**Task instructions**
Lines holding the string "ikusi" are the ones to copy from this listing.

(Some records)
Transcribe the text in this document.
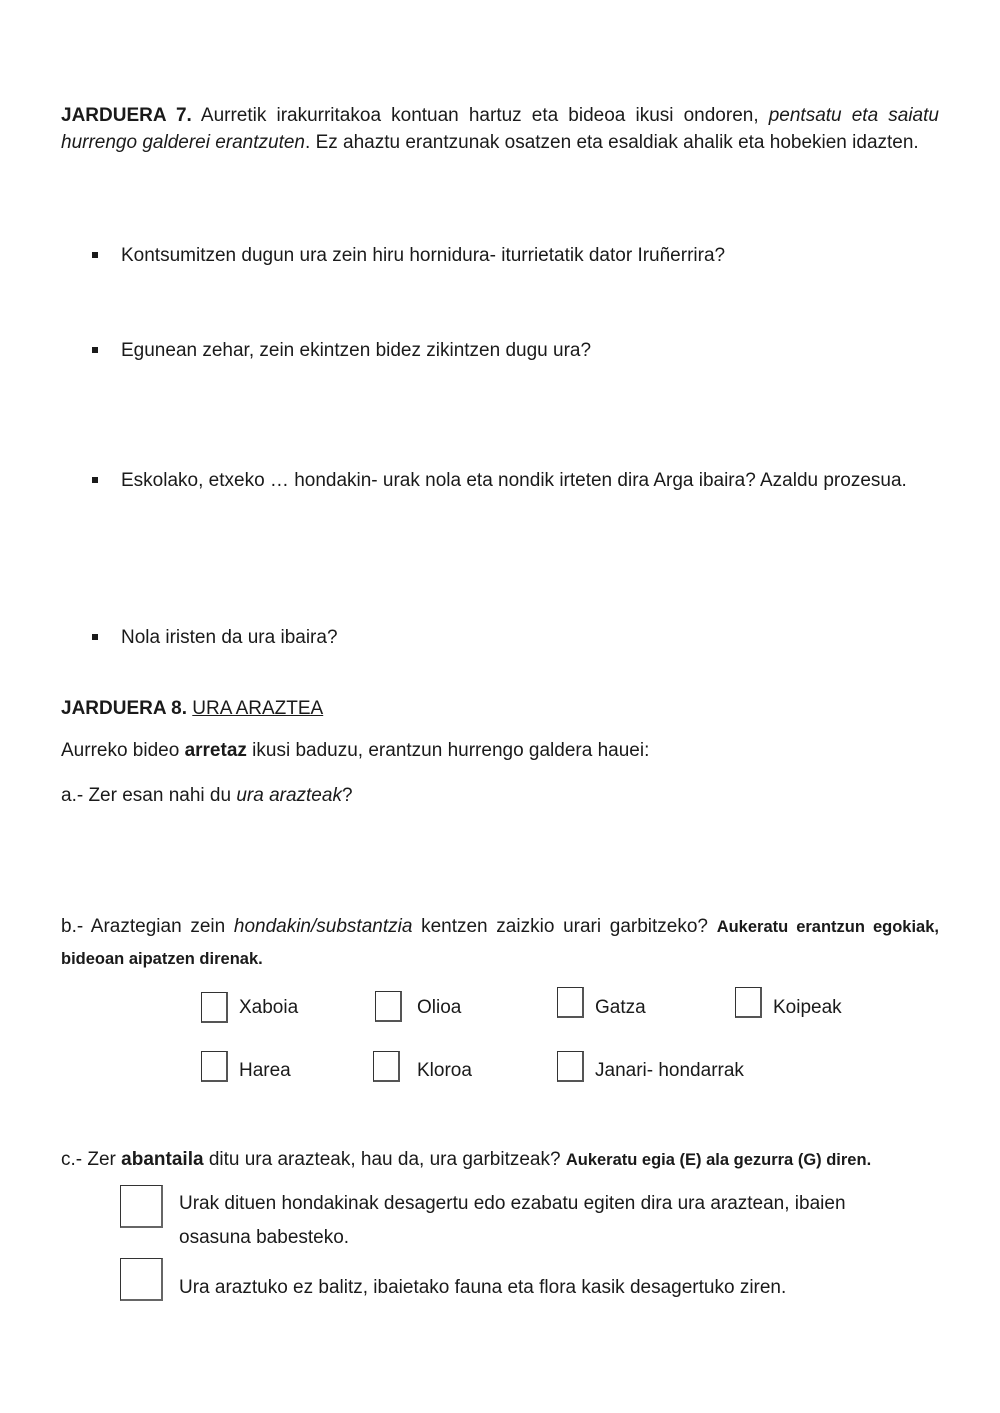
JARDUERA 7. Aurretik irakurritakoa kontuan hartuz eta bideoa ikusi ondoren, pentsatu eta saiatu hurrengo galderei erantzuten. Ez ahaztu erantzunak osatzen eta esaldiak ahalik eta hobekien idazten.
Kontsumitzen dugun ura zein hiru hornidura- iturrietatik dator Iruñerrira?
Egunean zehar, zein ekintzen bidez zikintzen dugu ura?
Eskolako, etxeko … hondakin- urak nola eta nondik irteten dira Arga ibaira? Azaldu prozesua.
Nola iristen da ura ibaira?
JARDUERA 8. URA ARAZTEA
Aurreko bideo arretaz ikusi baduzu, erantzun hurrengo galdera hauei:
a.- Zer esan nahi du ura arazteak?
b.- Araztegian zein hondakin/substantzia kentzen zaizkio urari garbitzeko? Aukeratu erantzun egokiak, bideoan aipatzen direnak.
Xaboia	Olioa	Gatza	Koipeak
Harea	Kloroa	Janari- hondarrak
c.- Zer abantaila ditu ura arazteak, hau da, ura garbitzeak? Aukeratu egia (E) ala gezurra (G) diren.
Urak dituen hondakinak desagertu edo ezabatu egiten dira ura araztean, ibaien osasuna babesteko.
Ura araztuko ez balitz, ibaietako fauna eta flora kasik desagertuko ziren.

**Answer for the task**
JARDUERA 7. Aurretik irakurritakoa kontuan hartuz eta bideoa ikusi ondoren, pentsatu eta saiatu hurrengo galderei erantzuten. Ez ahaztu erantzunak osatzen eta esaldiak ahalik eta hobekien idazten.
Aurreko bideo arretaz ikusi baduzu, erantzun hurrengo galdera hauei:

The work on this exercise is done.